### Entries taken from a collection
┄┄┄┄┄┄
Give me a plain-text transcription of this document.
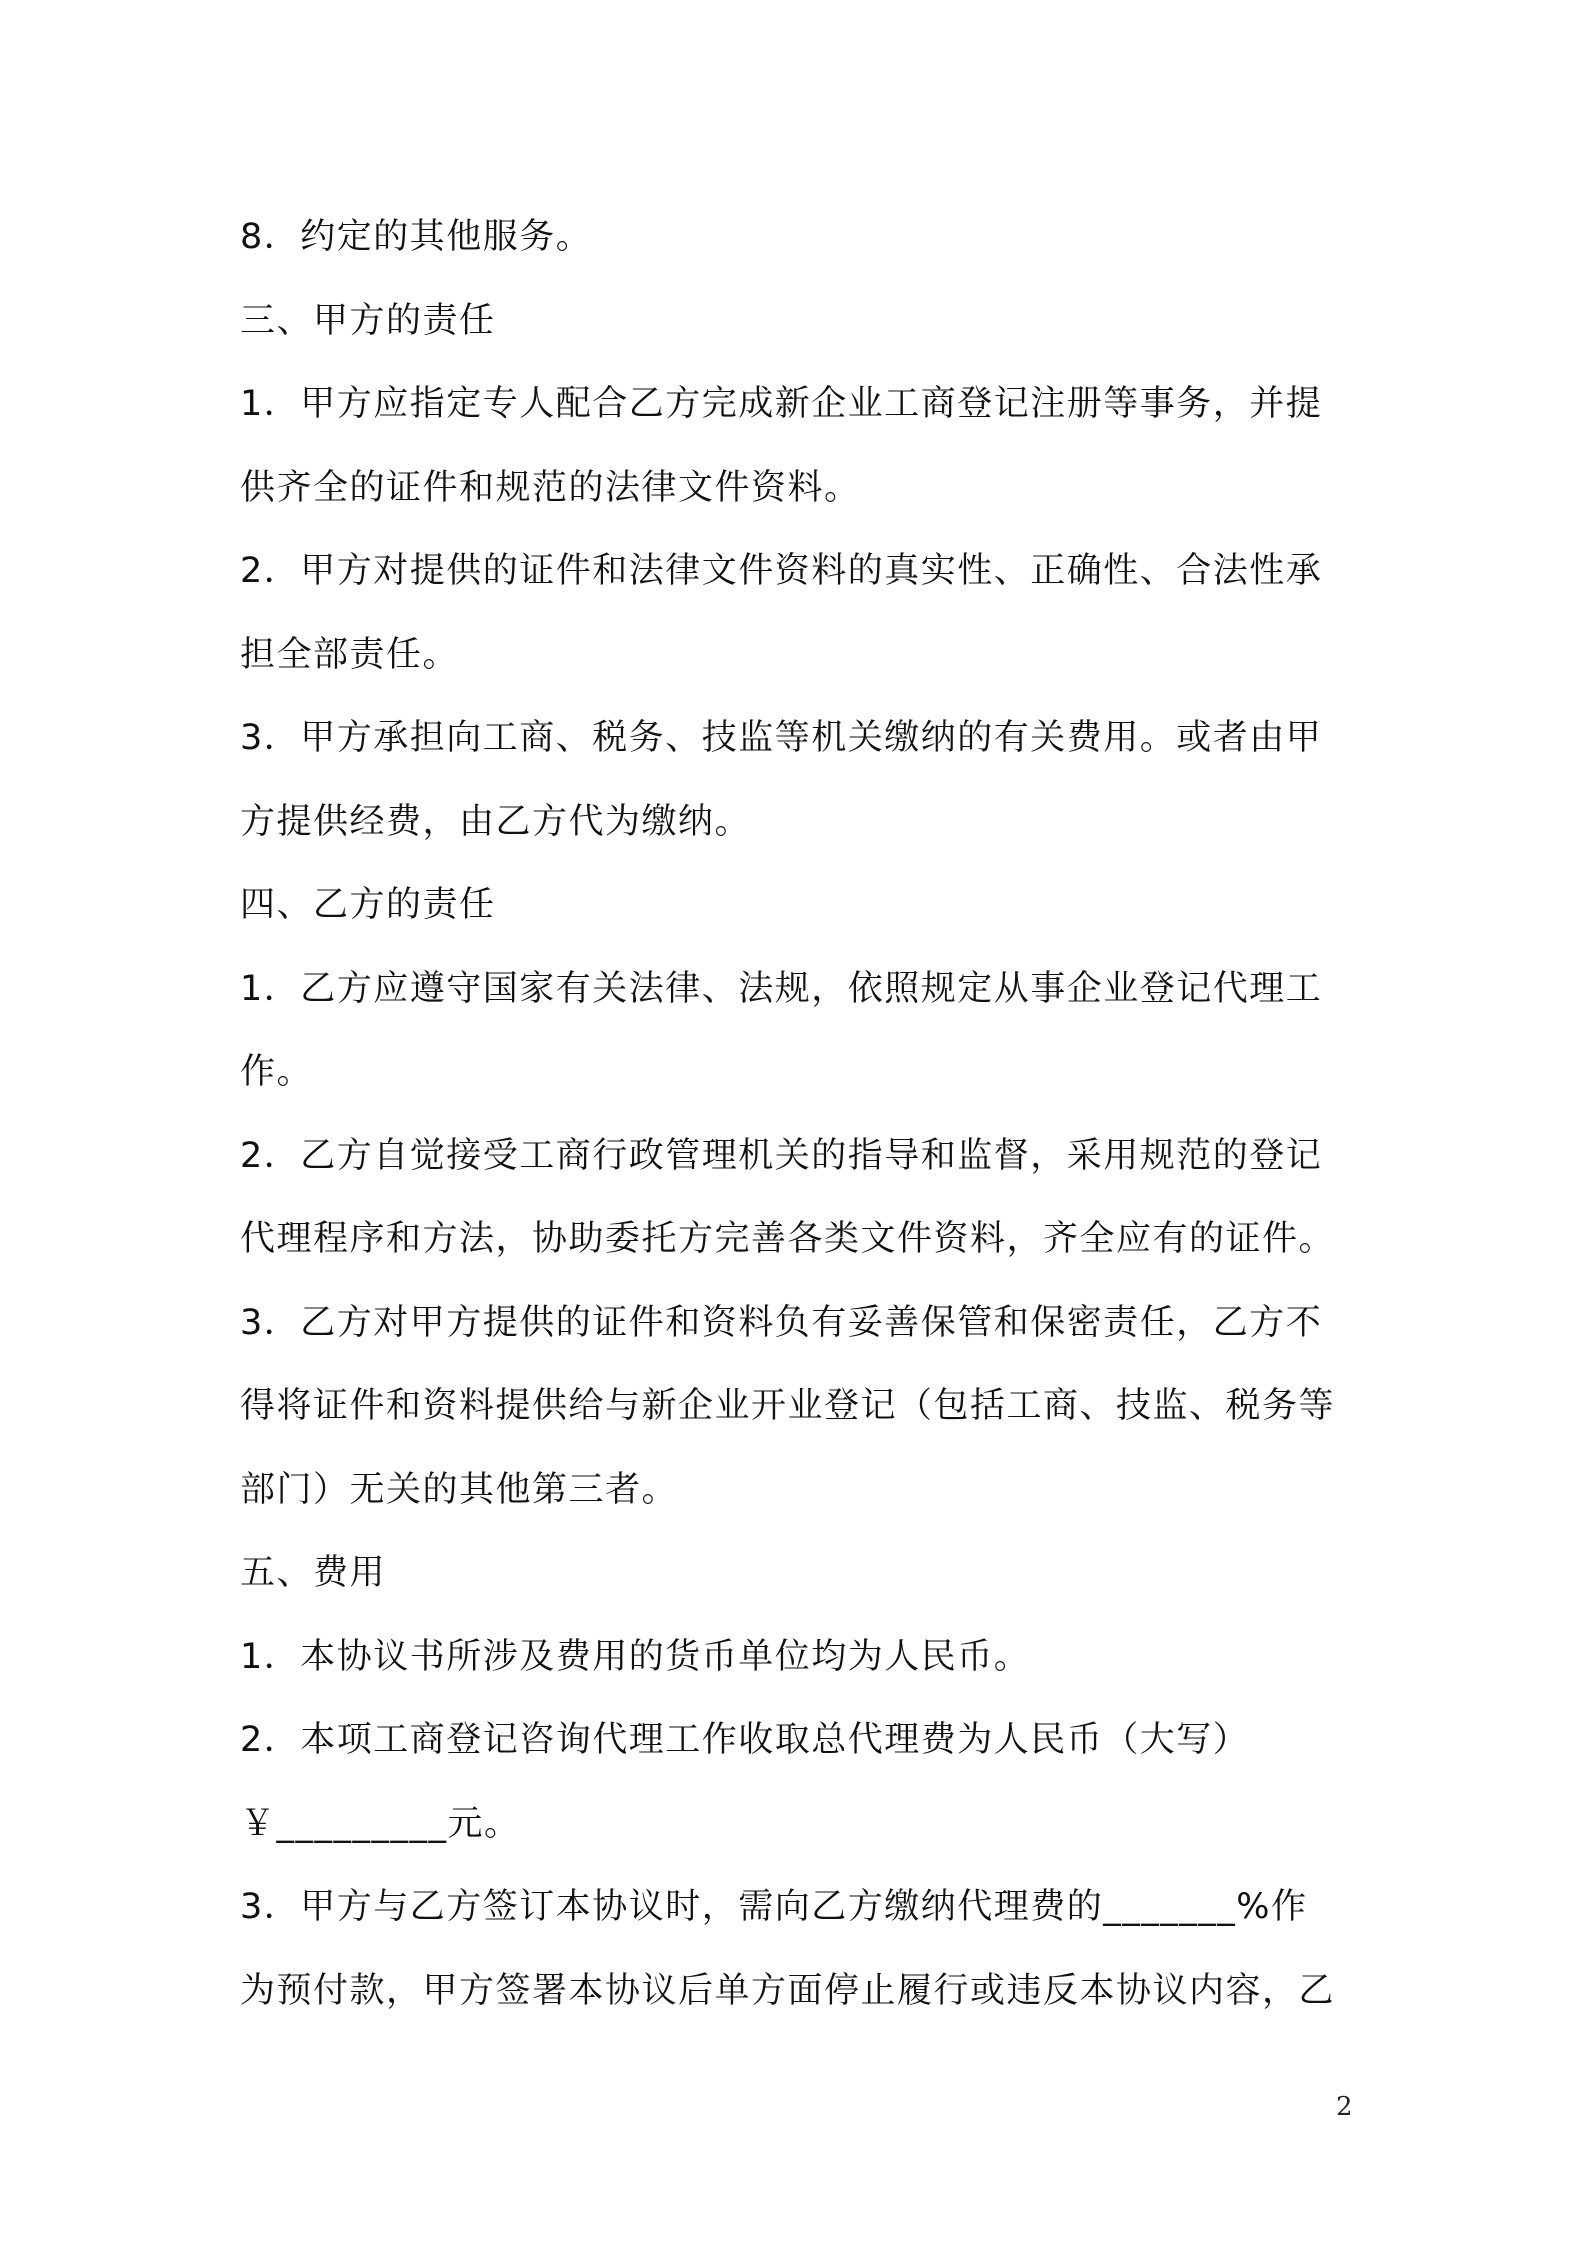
8．约定的其他服务。
三、甲方的责任
1．甲方应指定专人配合乙方完成新企业工商登记注册等事务，并提
供齐全的证件和规范的法律文件资料。
2．甲方对提供的证件和法律文件资料的真实性、正确性、合法性承
担全部责任。
3．甲方承担向工商、税务、技监等机关缴纳的有关费用。或者由甲
方提供经费，由乙方代为缴纳。
四、乙方的责任
1．乙方应遵守国家有关法律、法规，依照规定从事企业登记代理工
作。
2．乙方自觉接受工商行政管理机关的指导和监督，采用规范的登记
代理程序和方法，协助委托方完善各类文件资料，齐全应有的证件。
3．乙方对甲方提供的证件和资料负有妥善保管和保密责任，乙方不
得将证件和资料提供给与新企业开业登记（包括工商、技监、税务等
部门）无关的其他第三者。
五、费用
1．本协议书所涉及费用的货币单位均为人民币。
2．本项工商登记咨询代理工作收取总代理费为人民币（大写）
￥_________元。
3．甲方与乙方签订本协议时，需向乙方缴纳代理费的_______%作
为预付款，甲方签署本协议后单方面停止履行或违反本协议内容，乙
2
┄┄┄┄┄┄
Your task is to return the entries above exactly, with no pictures.

### Answer to the problem
Give me a plain-text transcription of this document.
8．约定的其他服务。
三、甲方的责任
1．甲方应指定专人配合乙方完成新企业工商登记注册等事务，并提
供齐全的证件和规范的法律文件资料。
2．甲方对提供的证件和法律文件资料的真实性、正确性、合法性承
担全部责任。
3．甲方承担向工商、税务、技监等机关缴纳的有关费用。或者由甲
方提供经费，由乙方代为缴纳。
四、乙方的责任
1．乙方应遵守国家有关法律、法规，依照规定从事企业登记代理工
作。
2．乙方自觉接受工商行政管理机关的指导和监督，采用规范的登记
代理程序和方法，协助委托方完善各类文件资料，齐全应有的证件。
3．乙方对甲方提供的证件和资料负有妥善保管和保密责任，乙方不
得将证件和资料提供给与新企业开业登记（包括工商、技监、税务等
部门）无关的其他第三者。
五、费用
1．本协议书所涉及费用的货币单位均为人民币。
2．本项工商登记咨询代理工作收取总代理费为人民币（大写）
￥_________元。
3．甲方与乙方签订本协议时，需向乙方缴纳代理费的_______%作
为预付款，甲方签署本协议后单方面停止履行或违反本协议内容，乙
2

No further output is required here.